-- BEGIN --
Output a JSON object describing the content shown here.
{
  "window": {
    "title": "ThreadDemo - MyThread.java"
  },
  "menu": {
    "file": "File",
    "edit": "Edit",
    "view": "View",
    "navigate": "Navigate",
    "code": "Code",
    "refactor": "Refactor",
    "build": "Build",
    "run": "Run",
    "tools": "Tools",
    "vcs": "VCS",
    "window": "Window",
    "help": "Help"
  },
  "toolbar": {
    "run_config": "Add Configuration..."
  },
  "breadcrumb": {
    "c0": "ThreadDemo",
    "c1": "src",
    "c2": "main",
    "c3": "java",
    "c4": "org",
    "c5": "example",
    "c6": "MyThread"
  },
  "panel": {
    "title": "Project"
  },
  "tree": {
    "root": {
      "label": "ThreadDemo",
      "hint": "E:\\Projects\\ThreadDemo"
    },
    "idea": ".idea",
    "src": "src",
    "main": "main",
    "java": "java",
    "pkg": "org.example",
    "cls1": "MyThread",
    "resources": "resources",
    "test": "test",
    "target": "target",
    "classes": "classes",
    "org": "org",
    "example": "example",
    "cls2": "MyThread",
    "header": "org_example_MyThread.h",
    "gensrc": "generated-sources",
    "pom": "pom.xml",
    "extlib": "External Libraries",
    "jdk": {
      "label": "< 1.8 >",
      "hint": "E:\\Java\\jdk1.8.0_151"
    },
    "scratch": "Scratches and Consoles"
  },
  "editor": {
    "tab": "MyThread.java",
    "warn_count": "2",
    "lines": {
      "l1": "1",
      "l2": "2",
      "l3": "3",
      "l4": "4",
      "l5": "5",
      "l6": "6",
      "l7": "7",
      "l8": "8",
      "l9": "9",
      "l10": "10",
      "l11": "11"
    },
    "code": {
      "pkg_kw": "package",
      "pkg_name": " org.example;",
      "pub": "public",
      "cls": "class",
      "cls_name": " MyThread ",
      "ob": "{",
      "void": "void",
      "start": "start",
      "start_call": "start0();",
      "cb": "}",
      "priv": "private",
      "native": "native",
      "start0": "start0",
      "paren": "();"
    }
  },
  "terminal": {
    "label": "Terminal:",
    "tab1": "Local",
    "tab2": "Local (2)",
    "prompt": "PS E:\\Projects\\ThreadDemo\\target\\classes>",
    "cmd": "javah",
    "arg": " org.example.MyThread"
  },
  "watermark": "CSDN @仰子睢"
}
-- END --
EXERCISE REQUIREMENTS: Exactly reproduce every record.

ANSWER TO THE TASK:
Output a JSON object describing the content shown here.
{
  "window": {
    "title": "ThreadDemo - MyThread.java"
  },
  "menu": {
    "file": "File",
    "edit": "Edit",
    "view": "View",
    "navigate": "Navigate",
    "code": "Code",
    "refactor": "Refactor",
    "build": "Build",
    "run": "Run",
    "tools": "Tools",
    "vcs": "VCS",
    "window": "Window",
    "help": "Help"
  },
  "toolbar": {
    "run_config": "Add Configuration..."
  },
  "breadcrumb": {
    "c0": "ThreadDemo",
    "c1": "src",
    "c2": "main",
    "c3": "java",
    "c4": "org",
    "c5": "example",
    "c6": "MyThread"
  },
  "panel": {
    "title": "Project"
  },
  "tree": {
    "root": {
      "label": "ThreadDemo",
      "hint": "E:\\Projects\\ThreadDemo"
    },
    "idea": ".idea",
    "src": "src",
    "main": "main",
    "java": "java",
    "pkg": "org.example",
    "cls1": "MyThread",
    "resources": "resources",
    "test": "test",
    "target": "target",
    "classes": "classes",
    "org": "org",
    "example": "example",
    "cls2": "MyThread",
    "header": "org_example_MyThread.h",
    "gensrc": "generated-sources",
    "pom": "pom.xml",
    "extlib": "External Libraries",
    "jdk": {
      "label": "< 1.8 >",
      "hint": "E:\\Java\\jdk1.8.0_151"
    },
    "scratch": "Scratches and Consoles"
  },
  "editor": {
    "tab": "MyThread.java",
    "warn_count": "2",
    "lines": {
      "l1": "1",
      "l2": "2",
      "l3": "3",
      "l4": "4",
      "l5": "5",
      "l6": "6",
      "l7": "7",
      "l8": "8",
      "l9": "9",
      "l10": "10",
      "l11": "11"
    },
    "code": {
      "pkg_kw": "package",
      "pkg_name": " org.example;",
      "pub": "public",
      "cls": "class",
      "cls_name": " MyThread ",
      "ob": "{",
      "void": "void",
      "start": "start",
      "start_call": "start0();",
      "cb": "}",
      "priv": "private",
      "native": "native",
      "start0": "start0",
      "paren": "();"
    }
  },
  "terminal": {
    "label": "Terminal:",
    "tab1": "Local",
    "tab2": "Local (2)",
    "prompt": "PS E:\\Projects\\ThreadDemo\\target\\classes>",
    "cmd": "javah",
    "arg": " org.example.MyThread"
  },
  "watermark": "CSDN @仰子睢"
}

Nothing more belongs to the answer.